# [Entries provided]
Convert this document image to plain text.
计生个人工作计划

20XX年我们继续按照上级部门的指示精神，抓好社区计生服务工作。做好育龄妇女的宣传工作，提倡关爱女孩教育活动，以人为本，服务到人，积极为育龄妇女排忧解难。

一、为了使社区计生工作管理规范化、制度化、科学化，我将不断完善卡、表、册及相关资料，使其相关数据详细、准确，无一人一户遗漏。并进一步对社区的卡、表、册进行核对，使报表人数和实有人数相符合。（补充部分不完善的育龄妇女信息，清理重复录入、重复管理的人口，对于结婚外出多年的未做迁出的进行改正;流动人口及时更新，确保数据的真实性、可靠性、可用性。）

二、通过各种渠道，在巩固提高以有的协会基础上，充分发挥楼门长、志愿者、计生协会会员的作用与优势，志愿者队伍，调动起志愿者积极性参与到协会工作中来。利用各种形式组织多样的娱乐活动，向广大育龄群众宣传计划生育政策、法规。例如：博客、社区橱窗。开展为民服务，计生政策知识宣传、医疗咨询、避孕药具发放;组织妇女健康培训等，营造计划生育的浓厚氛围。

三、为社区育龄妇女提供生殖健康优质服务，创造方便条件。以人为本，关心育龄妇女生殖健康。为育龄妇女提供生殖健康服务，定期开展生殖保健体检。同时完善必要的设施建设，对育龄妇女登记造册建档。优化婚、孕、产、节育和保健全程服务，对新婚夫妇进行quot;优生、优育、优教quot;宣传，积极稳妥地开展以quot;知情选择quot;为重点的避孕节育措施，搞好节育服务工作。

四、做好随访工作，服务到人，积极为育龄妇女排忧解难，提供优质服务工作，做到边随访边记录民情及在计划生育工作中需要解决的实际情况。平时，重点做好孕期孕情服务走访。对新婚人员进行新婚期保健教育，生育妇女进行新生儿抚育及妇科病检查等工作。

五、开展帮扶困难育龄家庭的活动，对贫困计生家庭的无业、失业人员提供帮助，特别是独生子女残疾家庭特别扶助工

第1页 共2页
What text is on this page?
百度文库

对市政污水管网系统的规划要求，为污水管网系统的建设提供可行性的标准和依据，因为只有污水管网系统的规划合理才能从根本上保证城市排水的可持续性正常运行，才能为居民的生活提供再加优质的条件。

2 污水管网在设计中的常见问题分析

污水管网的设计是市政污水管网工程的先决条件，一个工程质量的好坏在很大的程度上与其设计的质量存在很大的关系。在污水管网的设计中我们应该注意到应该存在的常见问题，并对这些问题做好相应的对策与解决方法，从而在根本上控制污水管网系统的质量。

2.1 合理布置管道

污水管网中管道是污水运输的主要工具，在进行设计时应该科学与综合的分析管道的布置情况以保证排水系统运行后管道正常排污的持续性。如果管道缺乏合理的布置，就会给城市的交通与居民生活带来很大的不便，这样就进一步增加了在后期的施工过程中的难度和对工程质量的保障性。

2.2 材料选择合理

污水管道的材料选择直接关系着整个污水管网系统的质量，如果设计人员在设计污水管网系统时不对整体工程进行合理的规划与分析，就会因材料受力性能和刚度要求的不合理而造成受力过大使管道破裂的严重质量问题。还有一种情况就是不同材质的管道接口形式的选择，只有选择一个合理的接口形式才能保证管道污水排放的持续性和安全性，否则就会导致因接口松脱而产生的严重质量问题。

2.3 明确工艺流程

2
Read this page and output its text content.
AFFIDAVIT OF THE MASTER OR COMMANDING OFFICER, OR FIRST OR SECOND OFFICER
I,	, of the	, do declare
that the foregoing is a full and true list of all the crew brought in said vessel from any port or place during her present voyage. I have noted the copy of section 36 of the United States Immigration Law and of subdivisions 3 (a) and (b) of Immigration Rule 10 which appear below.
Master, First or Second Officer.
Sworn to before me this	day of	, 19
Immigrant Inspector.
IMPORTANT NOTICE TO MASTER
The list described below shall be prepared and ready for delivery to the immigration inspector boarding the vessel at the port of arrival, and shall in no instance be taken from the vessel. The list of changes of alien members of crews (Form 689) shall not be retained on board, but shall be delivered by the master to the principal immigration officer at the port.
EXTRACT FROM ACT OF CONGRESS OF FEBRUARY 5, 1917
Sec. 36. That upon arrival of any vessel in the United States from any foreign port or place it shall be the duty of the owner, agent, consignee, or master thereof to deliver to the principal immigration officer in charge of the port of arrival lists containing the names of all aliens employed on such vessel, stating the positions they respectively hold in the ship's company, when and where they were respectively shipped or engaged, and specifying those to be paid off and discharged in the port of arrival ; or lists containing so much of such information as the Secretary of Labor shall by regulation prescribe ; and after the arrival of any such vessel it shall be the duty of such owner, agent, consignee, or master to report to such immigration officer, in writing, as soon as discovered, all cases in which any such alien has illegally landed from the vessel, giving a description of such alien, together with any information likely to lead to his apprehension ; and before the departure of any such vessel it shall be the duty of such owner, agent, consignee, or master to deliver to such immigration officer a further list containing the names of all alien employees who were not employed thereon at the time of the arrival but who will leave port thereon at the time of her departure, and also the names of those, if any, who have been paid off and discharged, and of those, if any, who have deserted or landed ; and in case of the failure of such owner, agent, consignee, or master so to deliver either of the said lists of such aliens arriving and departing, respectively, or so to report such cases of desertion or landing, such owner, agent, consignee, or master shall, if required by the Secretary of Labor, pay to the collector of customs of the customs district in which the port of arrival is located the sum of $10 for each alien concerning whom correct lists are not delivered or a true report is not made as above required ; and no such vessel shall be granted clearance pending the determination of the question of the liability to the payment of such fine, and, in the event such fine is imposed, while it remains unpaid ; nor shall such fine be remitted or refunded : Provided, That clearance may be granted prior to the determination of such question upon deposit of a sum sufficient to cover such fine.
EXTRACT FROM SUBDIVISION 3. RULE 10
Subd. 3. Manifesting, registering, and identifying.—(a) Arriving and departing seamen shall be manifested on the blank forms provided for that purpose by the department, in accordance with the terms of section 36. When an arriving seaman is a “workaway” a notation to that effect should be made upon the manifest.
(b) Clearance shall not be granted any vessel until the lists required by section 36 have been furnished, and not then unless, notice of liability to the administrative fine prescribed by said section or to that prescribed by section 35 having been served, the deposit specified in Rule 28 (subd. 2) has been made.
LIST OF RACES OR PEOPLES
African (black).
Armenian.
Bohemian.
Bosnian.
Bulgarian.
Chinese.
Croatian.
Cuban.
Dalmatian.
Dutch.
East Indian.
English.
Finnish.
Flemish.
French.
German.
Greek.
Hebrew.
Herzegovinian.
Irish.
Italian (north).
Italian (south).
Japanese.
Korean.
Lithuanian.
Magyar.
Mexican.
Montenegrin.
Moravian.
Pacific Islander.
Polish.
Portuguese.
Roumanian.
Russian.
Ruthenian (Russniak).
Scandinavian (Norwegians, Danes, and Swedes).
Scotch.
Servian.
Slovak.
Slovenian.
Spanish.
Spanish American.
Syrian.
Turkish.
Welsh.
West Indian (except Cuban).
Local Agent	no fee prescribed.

# [Task objective]
Identify lines with the string "prescribed". Copy each one.

# [Solution]
(b) Clearance shall not be granted any vessel until the lists required by section 36 have been furnished, and not then unless, notice of liability to the administrative fine prescribed by said section or to that prescribed by section 35 having been served, the deposit specified in Rule 28 (subd. 2) has been made.
Local Agent	no fee prescribed.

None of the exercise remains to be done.